**Saved data entries:**
— START —

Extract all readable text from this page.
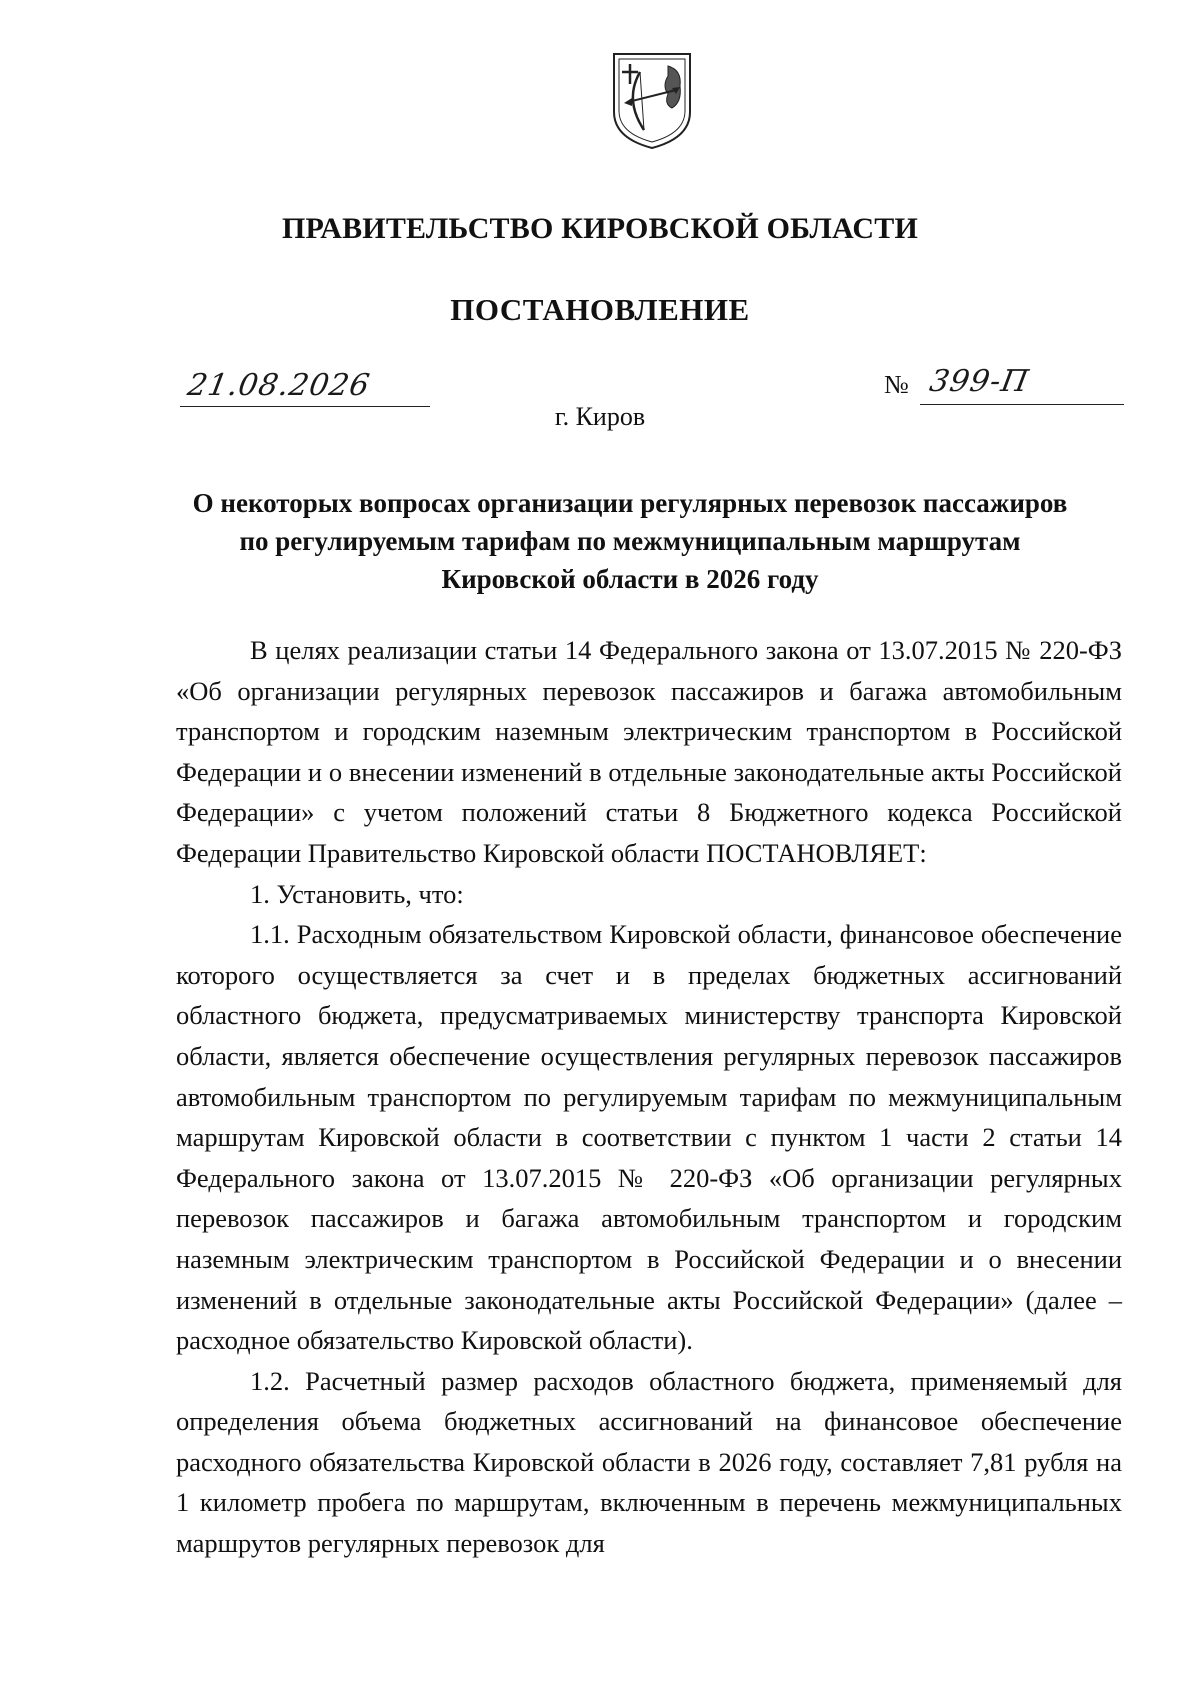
ПРАВИТЕЛЬСТВО КИРОВСКОЙ ОБЛАСТИ
ПОСТАНОВЛЕНИЕ
21.08.2026	№ 399-П
г. Киров
О некоторых вопросах организации регулярных перевозок пассажиров
по регулируемым тарифам по межмуниципальным маршрутам
Кировской области в 2026 году

В целях реализации статьи 14 Федерального закона от 13.07.2015 № 220-ФЗ «Об организации регулярных перевозок пассажиров и багажа автомобильным транспортом и городским наземным электрическим транспортом в Российской Федерации и о внесении изменений в отдельные законодательные акты Российской Федерации» с учетом положений статьи 8 Бюджетного кодекса Российской Федерации Правительство Кировской области ПОСТАНОВЛЯЕТ:

1. Установить, что:

1.1. Расходным обязательством Кировской области, финансовое обеспечение которого осуществляется за счет и в пределах бюджетных ассигнований областного бюджета, предусматриваемых министерству транспорта Кировской области, является обеспечение осуществления регулярных перевозок пассажиров автомобильным транспортом по регулируемым тарифам по межмуниципальным маршрутам Кировской области в соответствии с пунктом 1 части 2 статьи 14 Федерального закона от 13.07.2015 № 220-ФЗ «Об организации регулярных перевозок пассажиров и багажа автомобильным транспортом и городским наземным электрическим транспортом в Российской Федерации и о внесении изменений в отдельные законодательные акты Российской Федерации» (далее – расходное обязательство Кировской области).

1.2. Расчетный размер расходов областного бюджета, применяемый для определения объема бюджетных ассигнований на финансовое обеспечение расходного обязательства Кировской области в 2026 году, составляет 7,81 рубля на 1 километр пробега по маршрутам, включенным в перечень межмуниципальных маршрутов регулярных перевозок для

— END —

**DIRECTIVE:**
Copy the listing exactly. Any image in it stays out of the copy.

**THE COMPLETED TASK:**
Extract all readable text from this page.
ПРАВИТЕЛЬСТВО КИРОВСКОЙ ОБЛАСТИ
ПОСТАНОВЛЕНИЕ
21.08.2026	№ 399-П
г. Киров
О некоторых вопросах организации регулярных перевозок пассажиров
по регулируемым тарифам по межмуниципальным маршрутам
Кировской области в 2026 году

В целях реализации статьи 14 Федерального закона от 13.07.2015 № 220-ФЗ «Об организации регулярных перевозок пассажиров и багажа автомобильным транспортом и городским наземным электрическим транспортом в Российской Федерации и о внесении изменений в отдельные законодательные акты Российской Федерации» с учетом положений статьи 8 Бюджетного кодекса Российской Федерации Правительство Кировской области ПОСТАНОВЛЯЕТ:

1. Установить, что:

1.1. Расходным обязательством Кировской области, финансовое обеспечение которого осуществляется за счет и в пределах бюджетных ассигнований областного бюджета, предусматриваемых министерству транспорта Кировской области, является обеспечение осуществления регулярных перевозок пассажиров автомобильным транспортом по регулируемым тарифам по межмуниципальным маршрутам Кировской области в соответствии с пунктом 1 части 2 статьи 14 Федерального закона от 13.07.2015 № 220-ФЗ «Об организации регулярных перевозок пассажиров и багажа автомобильным транспортом и городским наземным электрическим транспортом в Российской Федерации и о внесении изменений в отдельные законодательные акты Российской Федерации» (далее – расходное обязательство Кировской области).

1.2. Расчетный размер расходов областного бюджета, применяемый для определения объема бюджетных ассигнований на финансовое обеспечение расходного обязательства Кировской области в 2026 году, составляет 7,81 рубля на 1 километр пробега по маршрутам, включенным в перечень межмуниципальных маршрутов регулярных перевозок для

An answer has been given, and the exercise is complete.